Exclude the pictures and retype the entries as written.

** BEGIN RECORDS TO USE **

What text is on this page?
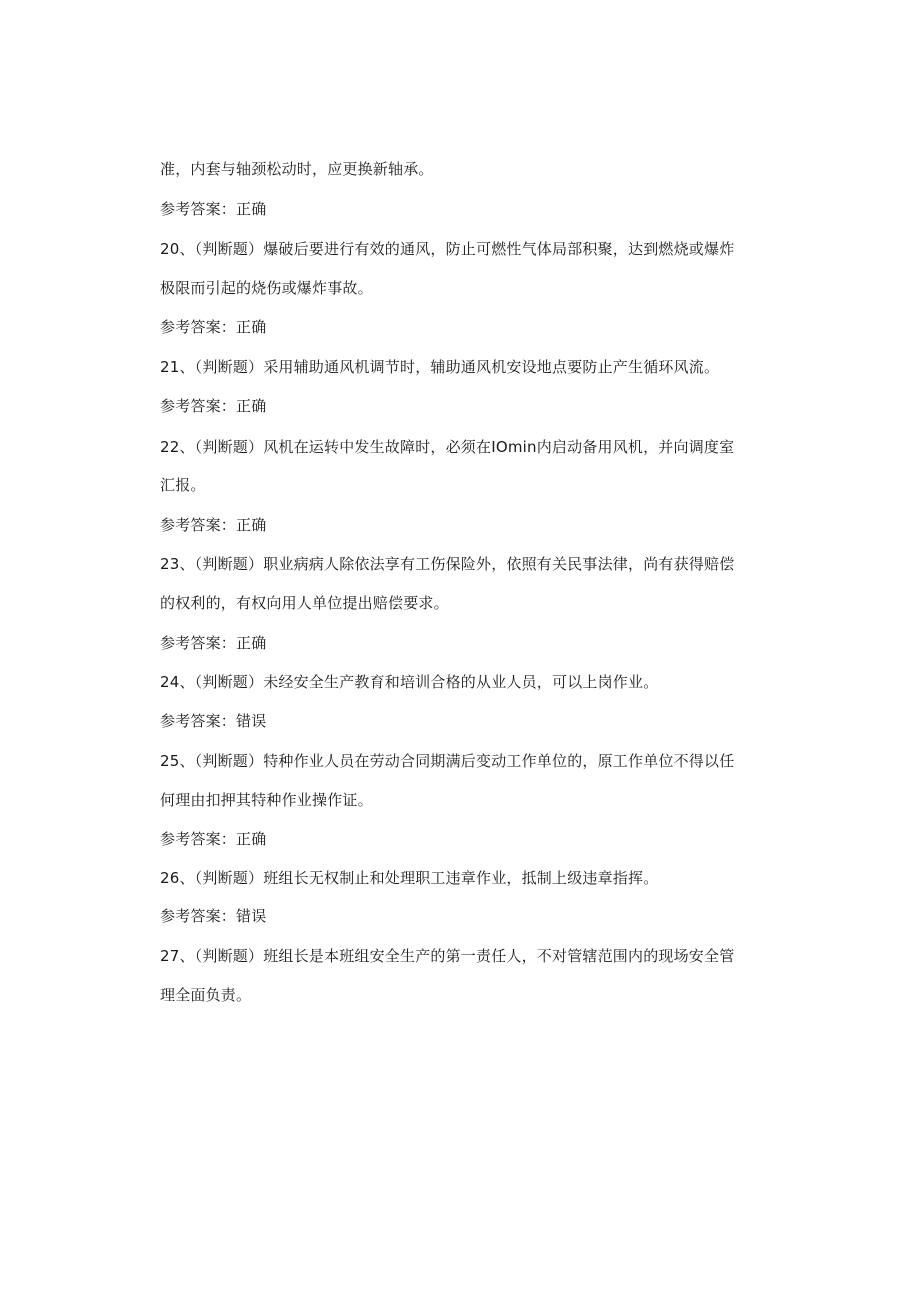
准，内套与轴颈松动时，应更换新轴承。
参考答案：正确
20、（判断题）爆破后要进行有效的通风，防止可燃性气体局部积聚，达到燃烧或爆炸
极限而引起的烧伤或爆炸事故。
参考答案：正确
21、（判断题）采用辅助通风机调节时，辅助通风机安设地点要防止产生循环风流。
参考答案：正确
22、（判断题）风机在运转中发生故障时，必须在IOmin内启动备用风机，并向调度室
汇报。
参考答案：正确
23、（判断题）职业病病人除依法享有工伤保险外，依照有关民事法律，尚有获得赔偿
的权利的，有权向用人单位提出赔偿要求。
参考答案：正确
24、（判断题）未经安全生产教育和培训合格的从业人员，可以上岗作业。
参考答案：错误
25、（判断题）特种作业人员在劳动合同期满后变动工作单位的，原工作单位不得以任
何理由扣押其特种作业操作证。
参考答案：正确
26、（判断题）班组长无权制止和处理职工违章作业，抵制上级违章指挥。
参考答案：错误
27、（判断题）班组长是本班组安全生产的第一责任人，不对管辖范围内的现场安全管
理全面负责。
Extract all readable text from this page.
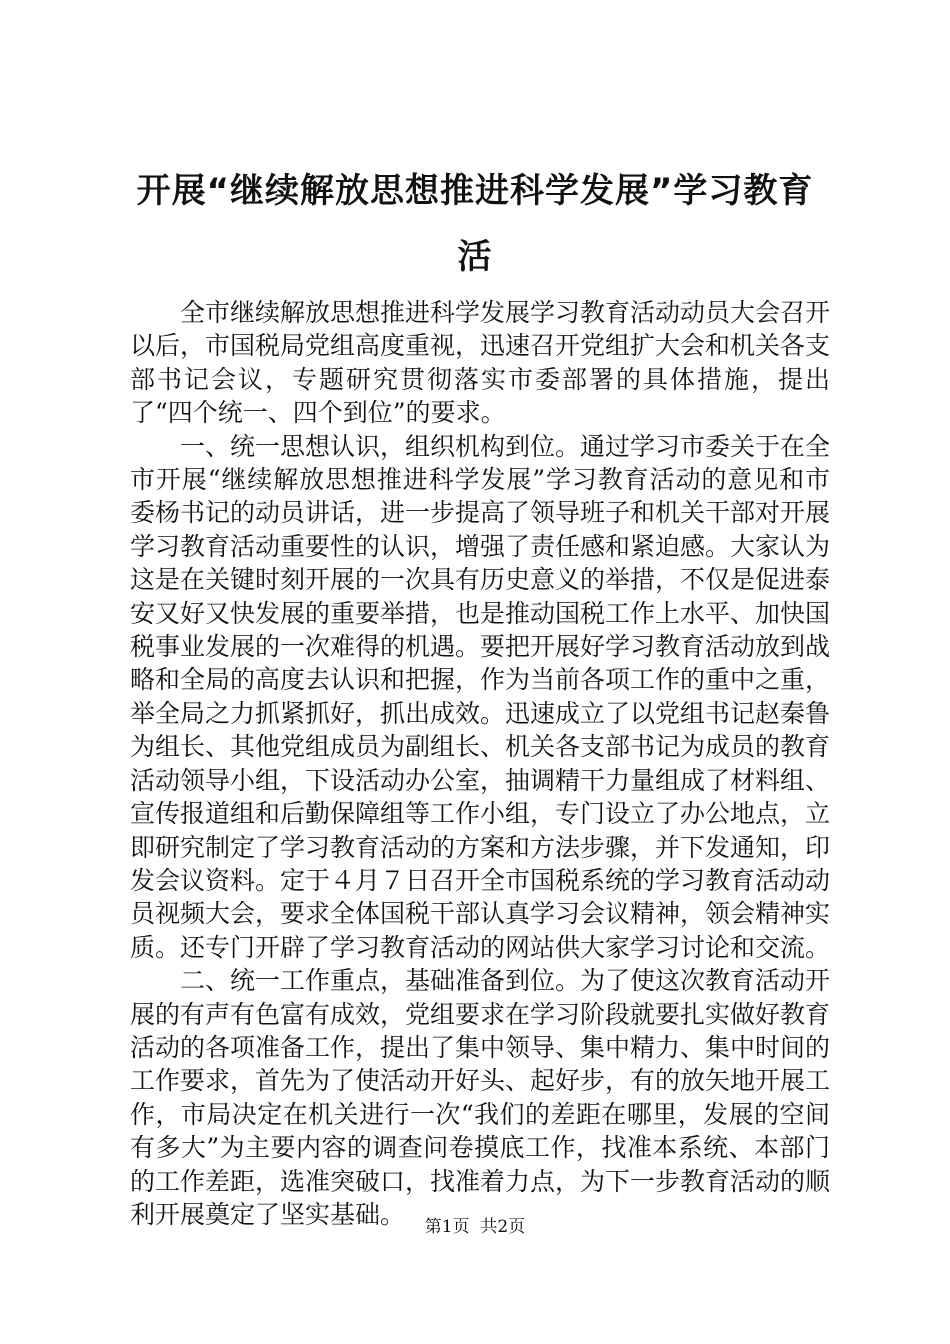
开展“继续解放思想推进科学发展”学习教育活

全市继续解放思想推进科学发展学习教育活动动员大会召开以后，市国税局党组高度重视，迅速召开党组扩大会和机关各支部书记会议，专题研究贯彻落实市委部署的具体措施，提出了“四个统一、四个到位”的要求。

一、统一思想认识，组织机构到位。通过学习市委关于在全市开展“继续解放思想推进科学发展”学习教育活动的意见和市委杨书记的动员讲话，进一步提高了领导班子和机关干部对开展学习教育活动重要性的认识，增强了责任感和紧迫感。大家认为这是在关键时刻开展的一次具有历史意义的举措，不仅是促进泰安又好又快发展的重要举措，也是推动国税工作上水平、加快国税事业发展的一次难得的机遇。要把开展好学习教育活动放到战略和全局的高度去认识和把握，作为当前各项工作的重中之重，举全局之力抓紧抓好，抓出成效。迅速成立了以党组书记赵秦鲁为组长、其他党组成员为副组长、机关各支部书记为成员的教育活动领导小组，下设活动办公室，抽调精干力量组成了材料组、宣传报道组和后勤保障组等工作小组，专门设立了办公地点，立即研究制定了学习教育活动的方案和方法步骤，并下发通知，印发会议资料。定于４月７日召开全市国税系统的学习教育活动动员视频大会，要求全体国税干部认真学习会议精神，领会精神实质。还专门开辟了学习教育活动的网站供大家学习讨论和交流。

二、统一工作重点，基础准备到位。为了使这次教育活动开展的有声有色富有成效，党组要求在学习阶段就要扎实做好教育活动的各项准备工作，提出了集中领导、集中精力、集中时间的工作要求，首先为了使活动开好头、起好步，有的放矢地开展工作，市局决定在机关进行一次“我们的差距在哪里，发展的空间有多大”为主要内容的调查问卷摸底工作，找准本系统、本部门的工作差距，选准突破口，找准着力点，为下一步教育活动的顺利开展奠定了坚实基础。	第1页 共2页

** END RECORDS TO USE **

### EXPECTED ANSWER
What text is on this page?
准，内套与轴颈松动时，应更换新轴承。
参考答案：正确
20、（判断题）爆破后要进行有效的通风，防止可燃性气体局部积聚，达到燃烧或爆炸
极限而引起的烧伤或爆炸事故。
参考答案：正确
21、（判断题）采用辅助通风机调节时，辅助通风机安设地点要防止产生循环风流。
参考答案：正确
22、（判断题）风机在运转中发生故障时，必须在IOmin内启动备用风机，并向调度室
汇报。
参考答案：正确
23、（判断题）职业病病人除依法享有工伤保险外，依照有关民事法律，尚有获得赔偿
的权利的，有权向用人单位提出赔偿要求。
参考答案：正确
24、（判断题）未经安全生产教育和培训合格的从业人员，可以上岗作业。
参考答案：错误
25、（判断题）特种作业人员在劳动合同期满后变动工作单位的，原工作单位不得以任
何理由扣押其特种作业操作证。
参考答案：正确
26、（判断题）班组长无权制止和处理职工违章作业，抵制上级违章指挥。
参考答案：错误
27、（判断题）班组长是本班组安全生产的第一责任人，不对管辖范围内的现场安全管
理全面负责。
Extract all readable text from this page.
开展“继续解放思想推进科学发展”学习教育活

全市继续解放思想推进科学发展学习教育活动动员大会召开以后，市国税局党组高度重视，迅速召开党组扩大会和机关各支部书记会议，专题研究贯彻落实市委部署的具体措施，提出了“四个统一、四个到位”的要求。

一、统一思想认识，组织机构到位。通过学习市委关于在全市开展“继续解放思想推进科学发展”学习教育活动的意见和市委杨书记的动员讲话，进一步提高了领导班子和机关干部对开展学习教育活动重要性的认识，增强了责任感和紧迫感。大家认为这是在关键时刻开展的一次具有历史意义的举措，不仅是促进泰安又好又快发展的重要举措，也是推动国税工作上水平、加快国税事业发展的一次难得的机遇。要把开展好学习教育活动放到战略和全局的高度去认识和把握，作为当前各项工作的重中之重，举全局之力抓紧抓好，抓出成效。迅速成立了以党组书记赵秦鲁为组长、其他党组成员为副组长、机关各支部书记为成员的教育活动领导小组，下设活动办公室，抽调精干力量组成了材料组、宣传报道组和后勤保障组等工作小组，专门设立了办公地点，立即研究制定了学习教育活动的方案和方法步骤，并下发通知，印发会议资料。定于４月７日召开全市国税系统的学习教育活动动员视频大会，要求全体国税干部认真学习会议精神，领会精神实质。还专门开辟了学习教育活动的网站供大家学习讨论和交流。

二、统一工作重点，基础准备到位。为了使这次教育活动开展的有声有色富有成效，党组要求在学习阶段就要扎实做好教育活动的各项准备工作，提出了集中领导、集中精力、集中时间的工作要求，首先为了使活动开好头、起好步，有的放矢地开展工作，市局决定在机关进行一次“我们的差距在哪里，发展的空间有多大”为主要内容的调查问卷摸底工作，找准本系统、本部门的工作差距，选准突破口，找准着力点，为下一步教育活动的顺利开展奠定了坚实基础。	第1页 共2页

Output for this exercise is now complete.